EXERCISE INSTRUCTIONS>
Write the records below out again exactly as given, with no images.

Dataset items
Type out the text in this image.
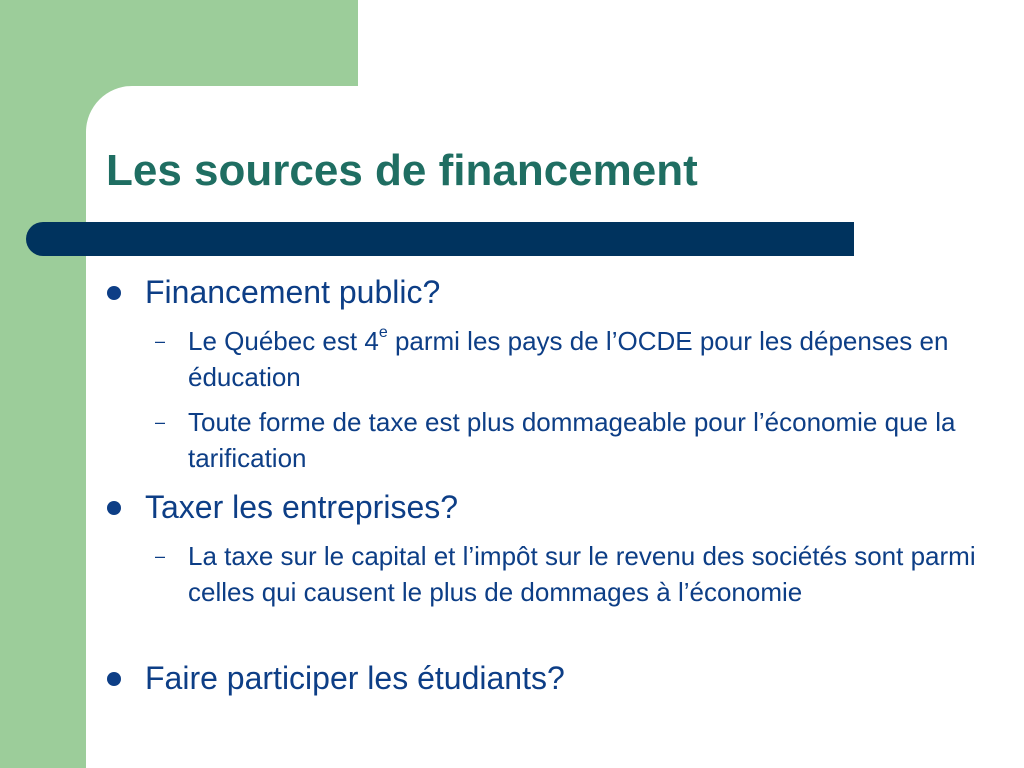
Les sources de financement
Financement public?
– Le Québec est 4e parmi les pays de l’OCDE pour les dépenses en éducation
– Toute forme de taxe est plus dommageable pour l’économie que la tarification
Taxer les entreprises?
– La taxe sur le capital et l’impôt sur le revenu des sociétés sont parmi celles qui causent le plus de dommages à l’économie
Faire participer les étudiants?
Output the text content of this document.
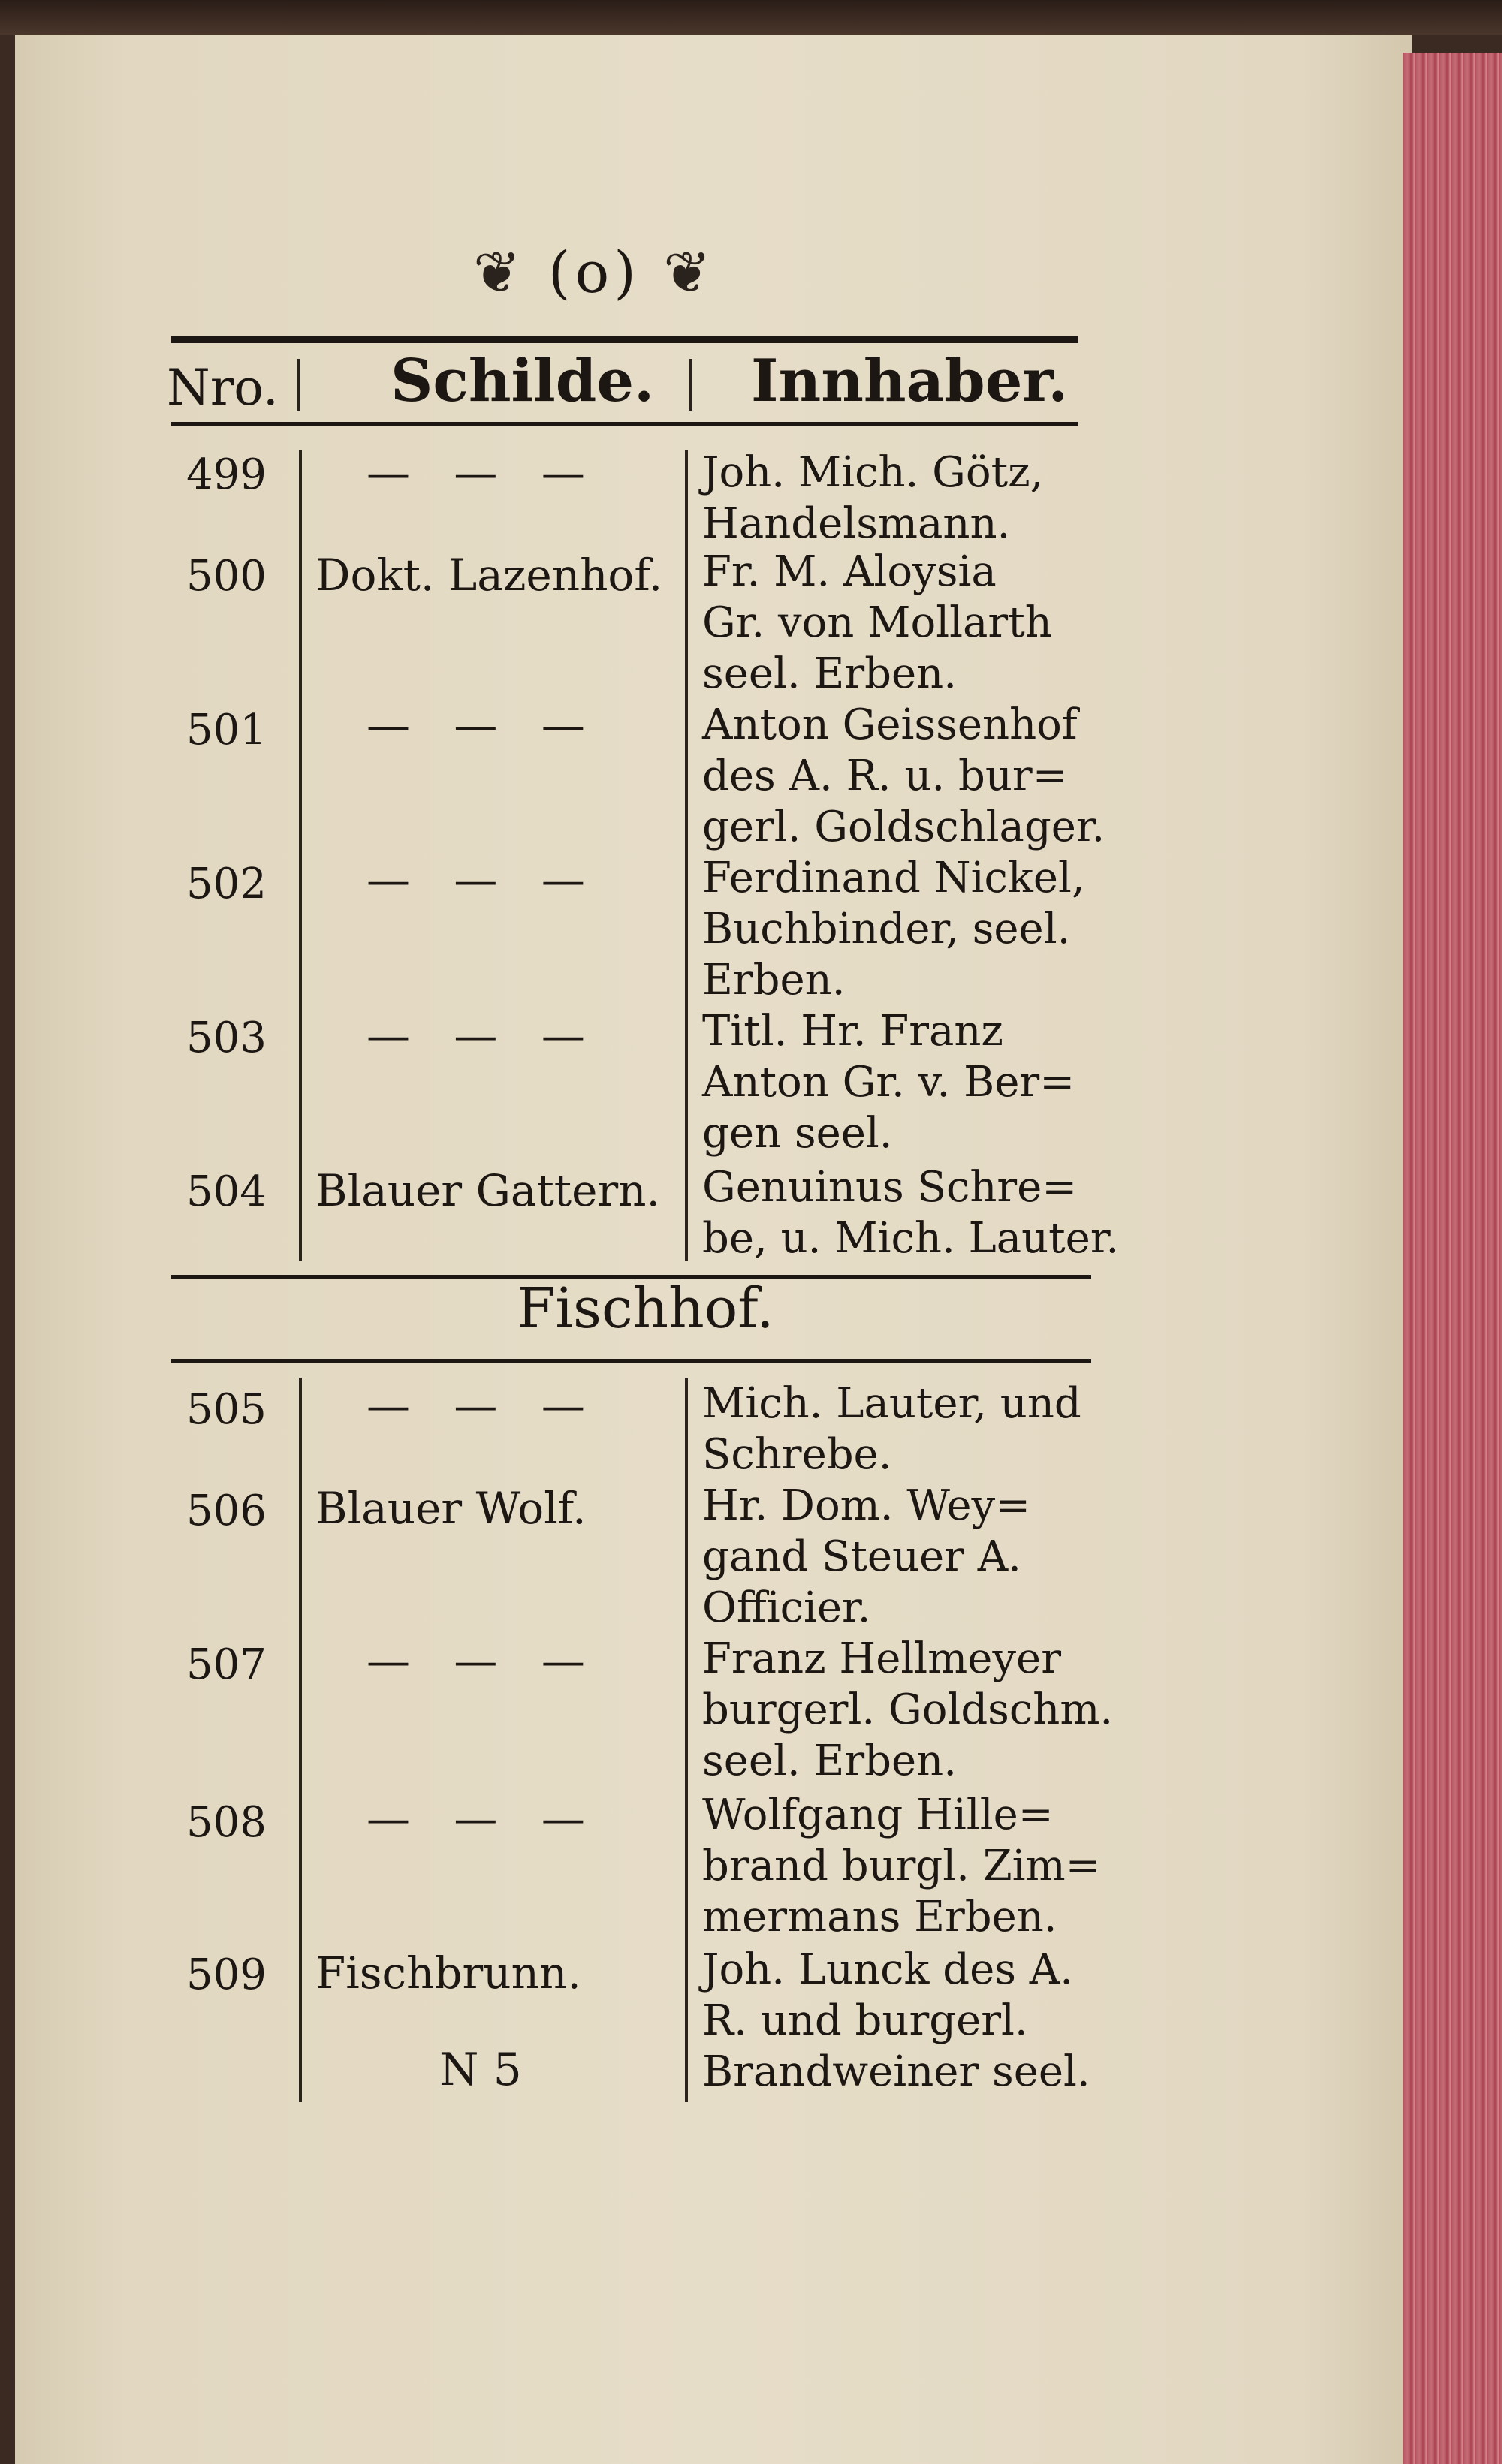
❦ (o) ❦
Nro. Schilde. Innhaber.
499 — — — Joh. Mich. Götz,
Handelsmann.
500 Dokt. Lazenhof. Fr. M. Aloysia
Gr. von Mollarth
seel. Erben.
501 — — — Anton Geissenhof
des A. R. u. bur=
gerl. Goldschlager.
502 — — — Ferdinand Nickel,
Buchbinder, seel.
Erben.
503 — — — Titl. Hr. Franz
Anton Gr. v. Ber=
gen seel.
504 Blauer Gattern. Genuinus Schre=
be, u. Mich. Lauter.
Fischhof.
505 — — — Mich. Lauter, und
Schrebe.
506 Blauer Wolf.	Hr. Dom. Wey=
gand Steuer A.
Officier.
507 — — — Franz Hellmeyer
burgerl. Goldschm.
seel. Erben.
508 — — — Wolfgang Hille=
brand burgl. Zim=
mermans Erben.
509 Fischbrunn.	Joh. Lunck des A.
R. und burgerl.
Brandweiner seel.
N 5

RESPONSE TO THE TASK>
Type out the text in this image.
Les sources de financement
Financement public?
– Le Québec est 4e parmi les pays de l’OCDE pour les dépenses en éducation
– Toute forme de taxe est plus dommageable pour l’économie que la tarification
Taxer les entreprises?
– La taxe sur le capital et l’impôt sur le revenu des sociétés sont parmi celles qui causent le plus de dommages à l’économie
Faire participer les étudiants?
Output the text content of this document.
❦ (o) ❦
Nro. Schilde. Innhaber.
499 — — — Joh. Mich. Götz,
Handelsmann.
500 Dokt. Lazenhof. Fr. M. Aloysia
Gr. von Mollarth
seel. Erben.
501 — — — Anton Geissenhof
des A. R. u. bur=
gerl. Goldschlager.
502 — — — Ferdinand Nickel,
Buchbinder, seel.
Erben.
503 — — — Titl. Hr. Franz
Anton Gr. v. Ber=
gen seel.
504 Blauer Gattern. Genuinus Schre=
be, u. Mich. Lauter.
Fischhof.
505 — — — Mich. Lauter, und
Schrebe.
506 Blauer Wolf.	Hr. Dom. Wey=
gand Steuer A.
Officier.
507 — — — Franz Hellmeyer
burgerl. Goldschm.
seel. Erben.
508 — — — Wolfgang Hille=
brand burgl. Zim=
mermans Erben.
509 Fischbrunn.	Joh. Lunck des A.
R. und burgerl.
Brandweiner seel.
N 5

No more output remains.